**The exercise**
The answer is a single number: how many lines hold the string "candlestick".

**Input for this task**

****************

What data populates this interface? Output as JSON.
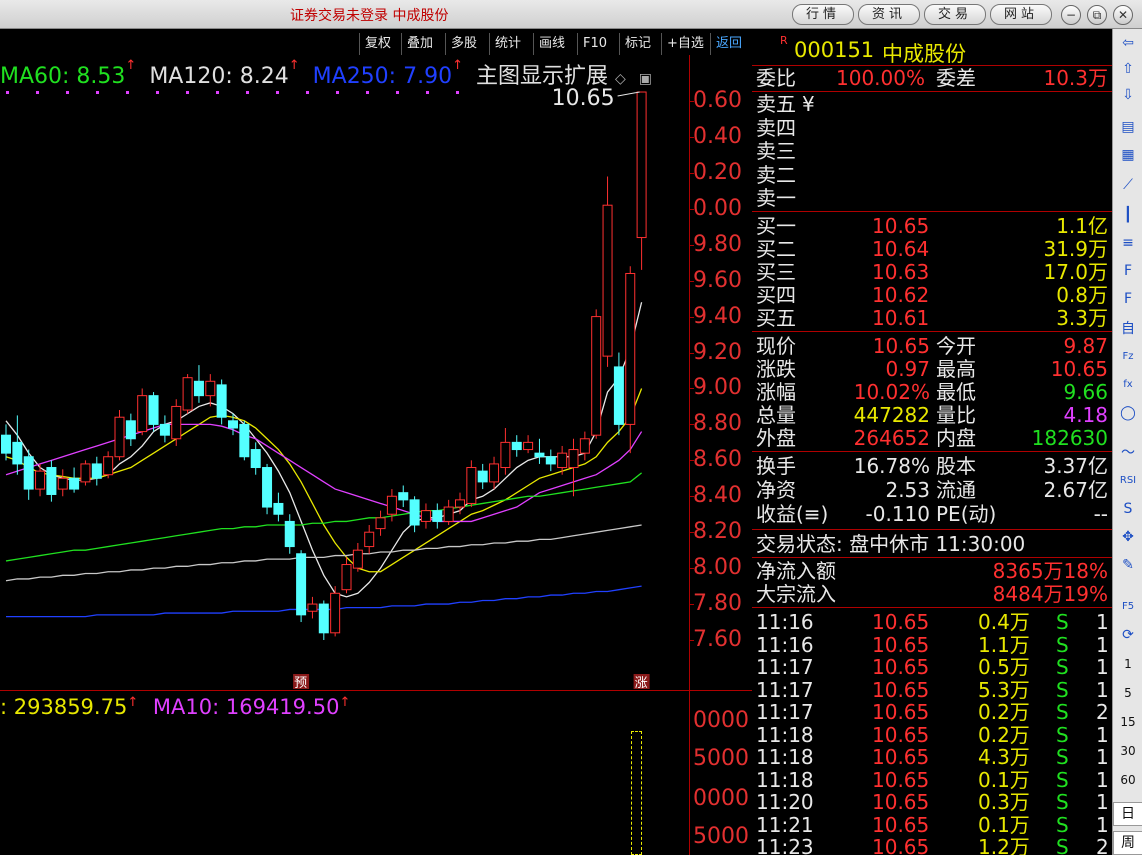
{
  "window": {
    "title": "证券交易未登录  中成股份",
    "top_buttons": [
      "行情",
      "资讯",
      "交易",
      "网站"
    ]
  },
  "toolbar": {
    "items": [
      "复权",
      "叠加",
      "多股",
      "统计",
      "画线",
      "F10",
      "标记",
      "+自选",
      "返回"
    ]
  },
  "ma_legend": {
    "ma60": "MA60: 8.53",
    "ma120": "MA120: 8.24",
    "ma250": "MA250: 7.90",
    "ext": "主图显示扩展",
    "colors": {
      "ma60": "#20e020",
      "ma120": "#e0e0e0",
      "ma250": "#2040ff",
      "ext": "#e0e0e0"
    }
  },
  "chart_data": {
    "type": "candlestick",
    "title": "",
    "ylim": [
      7.55,
      10.7
    ],
    "y_ticks": [
      "0.60",
      "0.40",
      "0.20",
      "0.00",
      "9.80",
      "9.60",
      "9.40",
      "9.20",
      "9.00",
      "8.80",
      "8.60",
      "8.40",
      "8.20",
      "8.00",
      "7.80",
      "7.60"
    ],
    "y_tick_values": [
      10.6,
      10.4,
      10.2,
      10.0,
      9.8,
      9.6,
      9.4,
      9.2,
      9.0,
      8.8,
      8.6,
      8.4,
      8.2,
      8.0,
      7.8,
      7.6
    ],
    "high_annotation": "10.65",
    "candles": [
      {
        "o": 8.74,
        "c": 8.64,
        "h": 8.8,
        "l": 8.6
      },
      {
        "o": 8.7,
        "c": 8.58,
        "h": 8.85,
        "l": 8.52
      },
      {
        "o": 8.62,
        "c": 8.44,
        "h": 8.66,
        "l": 8.38
      },
      {
        "o": 8.44,
        "c": 8.54,
        "h": 8.58,
        "l": 8.4
      },
      {
        "o": 8.56,
        "c": 8.41,
        "h": 8.6,
        "l": 8.37
      },
      {
        "o": 8.44,
        "c": 8.5,
        "h": 8.55,
        "l": 8.4
      },
      {
        "o": 8.5,
        "c": 8.44,
        "h": 8.56,
        "l": 8.42
      },
      {
        "o": 8.48,
        "c": 8.58,
        "h": 8.6,
        "l": 8.46
      },
      {
        "o": 8.58,
        "c": 8.5,
        "h": 8.62,
        "l": 8.46
      },
      {
        "o": 8.52,
        "c": 8.62,
        "h": 8.65,
        "l": 8.5
      },
      {
        "o": 8.62,
        "c": 8.84,
        "h": 8.88,
        "l": 8.6
      },
      {
        "o": 8.82,
        "c": 8.72,
        "h": 8.86,
        "l": 8.68
      },
      {
        "o": 8.76,
        "c": 8.96,
        "h": 9.0,
        "l": 8.74
      },
      {
        "o": 8.96,
        "c": 8.8,
        "h": 8.98,
        "l": 8.76
      },
      {
        "o": 8.8,
        "c": 8.74,
        "h": 8.85,
        "l": 8.7
      },
      {
        "o": 8.72,
        "c": 8.9,
        "h": 8.94,
        "l": 8.68
      },
      {
        "o": 8.88,
        "c": 9.06,
        "h": 9.08,
        "l": 8.86
      },
      {
        "o": 9.04,
        "c": 8.96,
        "h": 9.13,
        "l": 8.92
      },
      {
        "o": 8.96,
        "c": 9.04,
        "h": 9.08,
        "l": 8.9
      },
      {
        "o": 9.02,
        "c": 8.84,
        "h": 9.05,
        "l": 8.8
      },
      {
        "o": 8.82,
        "c": 8.78,
        "h": 8.86,
        "l": 8.74
      },
      {
        "o": 8.8,
        "c": 8.62,
        "h": 8.82,
        "l": 8.6
      },
      {
        "o": 8.66,
        "c": 8.56,
        "h": 8.7,
        "l": 8.52
      },
      {
        "o": 8.56,
        "c": 8.34,
        "h": 8.58,
        "l": 8.3
      },
      {
        "o": 8.36,
        "c": 8.3,
        "h": 8.42,
        "l": 8.26
      },
      {
        "o": 8.26,
        "c": 8.12,
        "h": 8.3,
        "l": 8.08
      },
      {
        "o": 8.08,
        "c": 7.74,
        "h": 8.1,
        "l": 7.7
      },
      {
        "o": 7.76,
        "c": 7.8,
        "h": 7.84,
        "l": 7.72
      },
      {
        "o": 7.8,
        "c": 7.64,
        "h": 7.82,
        "l": 7.6
      },
      {
        "o": 7.64,
        "c": 7.86,
        "h": 7.9,
        "l": 7.62
      },
      {
        "o": 7.88,
        "c": 8.02,
        "h": 8.06,
        "l": 7.86
      },
      {
        "o": 8.0,
        "c": 8.1,
        "h": 8.14,
        "l": 7.98
      },
      {
        "o": 8.12,
        "c": 8.2,
        "h": 8.24,
        "l": 8.08
      },
      {
        "o": 8.22,
        "c": 8.28,
        "h": 8.32,
        "l": 8.18
      },
      {
        "o": 8.3,
        "c": 8.4,
        "h": 8.44,
        "l": 8.26
      },
      {
        "o": 8.42,
        "c": 8.38,
        "h": 8.46,
        "l": 8.34
      },
      {
        "o": 8.38,
        "c": 8.24,
        "h": 8.4,
        "l": 8.2
      },
      {
        "o": 8.26,
        "c": 8.32,
        "h": 8.36,
        "l": 8.22
      },
      {
        "o": 8.32,
        "c": 8.26,
        "h": 8.36,
        "l": 8.22
      },
      {
        "o": 8.26,
        "c": 8.34,
        "h": 8.38,
        "l": 8.24
      },
      {
        "o": 8.34,
        "c": 8.38,
        "h": 8.42,
        "l": 8.3
      },
      {
        "o": 8.36,
        "c": 8.56,
        "h": 8.6,
        "l": 8.34
      },
      {
        "o": 8.54,
        "c": 8.48,
        "h": 8.58,
        "l": 8.44
      },
      {
        "o": 8.48,
        "c": 8.58,
        "h": 8.62,
        "l": 8.44
      },
      {
        "o": 8.56,
        "c": 8.7,
        "h": 8.78,
        "l": 8.52
      },
      {
        "o": 8.7,
        "c": 8.66,
        "h": 8.74,
        "l": 8.62
      },
      {
        "o": 8.66,
        "c": 8.7,
        "h": 8.74,
        "l": 8.64
      },
      {
        "o": 8.64,
        "c": 8.62,
        "h": 8.72,
        "l": 8.58
      },
      {
        "o": 8.62,
        "c": 8.58,
        "h": 8.66,
        "l": 8.54
      },
      {
        "o": 8.56,
        "c": 8.64,
        "h": 8.68,
        "l": 8.52
      },
      {
        "o": 8.56,
        "c": 8.66,
        "h": 8.72,
        "l": 8.4
      },
      {
        "o": 8.64,
        "c": 8.72,
        "h": 8.76,
        "l": 8.6
      },
      {
        "o": 8.74,
        "c": 9.4,
        "h": 9.44,
        "l": 8.72
      },
      {
        "o": 9.18,
        "c": 10.02,
        "h": 10.18,
        "l": 9.12
      },
      {
        "o": 9.12,
        "c": 8.8,
        "h": 9.2,
        "l": 8.74
      },
      {
        "o": 8.8,
        "c": 9.64,
        "h": 9.68,
        "l": 8.64
      },
      {
        "o": 9.84,
        "c": 10.65,
        "h": 10.65,
        "l": 9.66
      }
    ],
    "ma_lines": [
      {
        "color": "#e8e8e8",
        "values": [
          8.82,
          8.74,
          8.64,
          8.56,
          8.52,
          8.5,
          8.49,
          8.49,
          8.5,
          8.52,
          8.58,
          8.62,
          8.68,
          8.76,
          8.8,
          8.82,
          8.86,
          8.9,
          8.92,
          8.9,
          8.86,
          8.8,
          8.72,
          8.64,
          8.54,
          8.42,
          8.26,
          8.1,
          7.96,
          7.86,
          7.84,
          7.86,
          7.92,
          8.0,
          8.1,
          8.2,
          8.26,
          8.28,
          8.28,
          8.3,
          8.32,
          8.38,
          8.4,
          8.44,
          8.5,
          8.56,
          8.6,
          8.62,
          8.62,
          8.62,
          8.62,
          8.64,
          8.76,
          8.98,
          9.06,
          9.22,
          9.48
        ]
      },
      {
        "color": "#e8e800",
        "values": [
          8.62,
          8.6,
          8.56,
          8.53,
          8.52,
          8.51,
          8.5,
          8.5,
          8.5,
          8.52,
          8.54,
          8.56,
          8.6,
          8.64,
          8.68,
          8.72,
          8.76,
          8.8,
          8.84,
          8.85,
          8.84,
          8.82,
          8.78,
          8.72,
          8.66,
          8.58,
          8.48,
          8.36,
          8.24,
          8.14,
          8.06,
          8.0,
          7.98,
          7.98,
          8.02,
          8.06,
          8.1,
          8.14,
          8.18,
          8.22,
          8.26,
          8.3,
          8.32,
          8.35,
          8.38,
          8.42,
          8.46,
          8.5,
          8.52,
          8.54,
          8.56,
          8.58,
          8.62,
          8.7,
          8.76,
          8.84,
          9.0
        ]
      },
      {
        "color": "#e040ff",
        "values": [
          8.52,
          8.54,
          8.56,
          8.58,
          8.6,
          8.62,
          8.64,
          8.66,
          8.68,
          8.7,
          8.72,
          8.74,
          8.76,
          8.78,
          8.8,
          8.8,
          8.8,
          8.8,
          8.8,
          8.79,
          8.77,
          8.74,
          8.72,
          8.68,
          8.64,
          8.6,
          8.56,
          8.52,
          8.48,
          8.44,
          8.42,
          8.4,
          8.38,
          8.36,
          8.34,
          8.32,
          8.3,
          8.28,
          8.26,
          8.26,
          8.26,
          8.26,
          8.28,
          8.3,
          8.32,
          8.34,
          8.38,
          8.42,
          8.44,
          8.46,
          8.48,
          8.5,
          8.52,
          8.56,
          8.6,
          8.66,
          8.76
        ]
      },
      {
        "color": "#20e020",
        "values": [
          8.04,
          8.05,
          8.06,
          8.07,
          8.08,
          8.09,
          8.1,
          8.1,
          8.11,
          8.12,
          8.13,
          8.14,
          8.15,
          8.16,
          8.17,
          8.18,
          8.19,
          8.2,
          8.21,
          8.22,
          8.22,
          8.23,
          8.23,
          8.24,
          8.24,
          8.24,
          8.24,
          8.25,
          8.25,
          8.26,
          8.26,
          8.27,
          8.28,
          8.28,
          8.29,
          8.3,
          8.31,
          8.32,
          8.32,
          8.33,
          8.34,
          8.35,
          8.36,
          8.37,
          8.38,
          8.39,
          8.4,
          8.4,
          8.41,
          8.42,
          8.43,
          8.44,
          8.45,
          8.46,
          8.47,
          8.48,
          8.53
        ]
      },
      {
        "color": "#c8c8c8",
        "values": [
          7.93,
          7.94,
          7.94,
          7.95,
          7.95,
          7.96,
          7.96,
          7.97,
          7.97,
          7.98,
          7.98,
          7.99,
          7.99,
          8.0,
          8.0,
          8.01,
          8.01,
          8.02,
          8.02,
          8.03,
          8.03,
          8.04,
          8.04,
          8.05,
          8.05,
          8.05,
          8.06,
          8.06,
          8.06,
          8.07,
          8.07,
          8.08,
          8.08,
          8.09,
          8.09,
          8.1,
          8.1,
          8.11,
          8.11,
          8.12,
          8.12,
          8.13,
          8.13,
          8.14,
          8.14,
          8.15,
          8.15,
          8.16,
          8.16,
          8.17,
          8.18,
          8.19,
          8.2,
          8.21,
          8.22,
          8.23,
          8.24
        ]
      },
      {
        "color": "#2040ff",
        "values": [
          7.73,
          7.73,
          7.73,
          7.73,
          7.73,
          7.73,
          7.73,
          7.73,
          7.74,
          7.74,
          7.74,
          7.74,
          7.74,
          7.74,
          7.75,
          7.75,
          7.75,
          7.75,
          7.75,
          7.75,
          7.76,
          7.76,
          7.76,
          7.76,
          7.76,
          7.77,
          7.77,
          7.77,
          7.77,
          7.77,
          7.78,
          7.78,
          7.78,
          7.78,
          7.79,
          7.79,
          7.79,
          7.8,
          7.8,
          7.8,
          7.81,
          7.81,
          7.82,
          7.82,
          7.83,
          7.83,
          7.84,
          7.84,
          7.85,
          7.85,
          7.86,
          7.86,
          7.87,
          7.87,
          7.88,
          7.89,
          7.9
        ]
      }
    ],
    "markers": [
      {
        "label": "预",
        "candle": 26
      },
      {
        "label": "涨",
        "candle": 56
      }
    ]
  },
  "volume": {
    "legend_ma5": ": 293859.75",
    "legend_ma10": "MA10: 169419.50",
    "axis_ticks": [
      "0000",
      "5000",
      "0000",
      "5000"
    ]
  },
  "quote": {
    "code": "000151",
    "name": "中成股份",
    "r_mark": "R",
    "weibi_label": "委比",
    "weibi_value": "100.00%",
    "weicha_label": "委差",
    "weicha_value": "10.3万",
    "sell": [
      {
        "label": "卖五",
        "extra": "¥"
      },
      {
        "label": "卖四",
        "extra": ""
      },
      {
        "label": "卖三",
        "extra": ""
      },
      {
        "label": "卖二",
        "extra": ""
      },
      {
        "label": "卖一",
        "extra": ""
      }
    ],
    "buy": [
      {
        "label": "买一",
        "price": "10.65",
        "vol": "1.1亿"
      },
      {
        "label": "买二",
        "price": "10.64",
        "vol": "31.9万"
      },
      {
        "label": "买三",
        "price": "10.63",
        "vol": "17.0万"
      },
      {
        "label": "买四",
        "price": "10.62",
        "vol": "0.8万"
      },
      {
        "label": "买五",
        "price": "10.61",
        "vol": "3.3万"
      }
    ],
    "stats": [
      {
        "l1": "现价",
        "v1": "10.65",
        "c1": "red",
        "l2": "今开",
        "v2": "9.87",
        "c2": "red"
      },
      {
        "l1": "涨跌",
        "v1": "0.97",
        "c1": "red",
        "l2": "最高",
        "v2": "10.65",
        "c2": "red"
      },
      {
        "l1": "涨幅",
        "v1": "10.02%",
        "c1": "red",
        "l2": "最低",
        "v2": "9.66",
        "c2": "grn"
      },
      {
        "l1": "总量",
        "v1": "447282",
        "c1": "yel",
        "l2": "量比",
        "v2": "4.18",
        "c2": "mag"
      },
      {
        "l1": "外盘",
        "v1": "264652",
        "c1": "red",
        "l2": "内盘",
        "v2": "182630",
        "c2": "grn"
      },
      {
        "l1": "换手",
        "v1": "16.78%",
        "c1": "wht",
        "l2": "股本",
        "v2": "3.37亿",
        "c2": "wht"
      },
      {
        "l1": "净资",
        "v1": "2.53",
        "c1": "wht",
        "l2": "流通",
        "v2": "2.67亿",
        "c2": "wht"
      },
      {
        "l1": "收益(≡)",
        "v1": "-0.110",
        "c1": "wht",
        "l2": "PE(动)",
        "v2": "--",
        "c2": "wht"
      }
    ],
    "status": "交易状态: 盘中休市 11:30:00",
    "flow": [
      {
        "label": "净流入额",
        "value": "8365万18%"
      },
      {
        "label": "大宗流入",
        "value": "8484万19%"
      }
    ],
    "ticks": [
      {
        "t": "11:16",
        "p": "10.65",
        "v": "0.4万",
        "s": "S",
        "n": "1"
      },
      {
        "t": "11:16",
        "p": "10.65",
        "v": "1.1万",
        "s": "S",
        "n": "1"
      },
      {
        "t": "11:17",
        "p": "10.65",
        "v": "0.5万",
        "s": "S",
        "n": "1"
      },
      {
        "t": "11:17",
        "p": "10.65",
        "v": "5.3万",
        "s": "S",
        "n": "1"
      },
      {
        "t": "11:17",
        "p": "10.65",
        "v": "0.2万",
        "s": "S",
        "n": "2"
      },
      {
        "t": "11:18",
        "p": "10.65",
        "v": "0.2万",
        "s": "S",
        "n": "1"
      },
      {
        "t": "11:18",
        "p": "10.65",
        "v": "4.3万",
        "s": "S",
        "n": "1"
      },
      {
        "t": "11:18",
        "p": "10.65",
        "v": "0.1万",
        "s": "S",
        "n": "1"
      },
      {
        "t": "11:20",
        "p": "10.65",
        "v": "0.3万",
        "s": "S",
        "n": "1"
      },
      {
        "t": "11:21",
        "p": "10.65",
        "v": "0.1万",
        "s": "S",
        "n": "1"
      },
      {
        "t": "11:23",
        "p": "10.65",
        "v": "1.2万",
        "s": "S",
        "n": "2"
      }
    ]
  },
  "sidebar": {
    "icons": [
      "chevron-left-icon",
      "arrow-up-icon",
      "arrow-down-icon",
      "news-icon",
      "grid-icon",
      "line-chart-icon",
      "candlestick-icon",
      "list-icon",
      "f10-icon",
      "finance-icon",
      "self-icon",
      "fiz-icon",
      "formula-icon",
      "circle-icon",
      "wave-icon",
      "rsi-icon",
      "chart-s-icon",
      "move-icon",
      "pencil-icon",
      "f5-icon",
      "refresh-icon"
    ],
    "icon_glyphs": [
      "⇦",
      "⇧",
      "⇩",
      "▤",
      "▦",
      "⟋",
      "┃",
      "≡",
      "F",
      "F",
      "自",
      "Fz",
      "fx",
      "◯",
      "〜",
      "RSI",
      "S",
      "✥",
      "✎",
      "F5",
      "⟳"
    ],
    "periods": [
      "1",
      "5",
      "15",
      "30",
      "60",
      "日",
      "周"
    ]
  }
}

****************

**Reply to the exercise**
2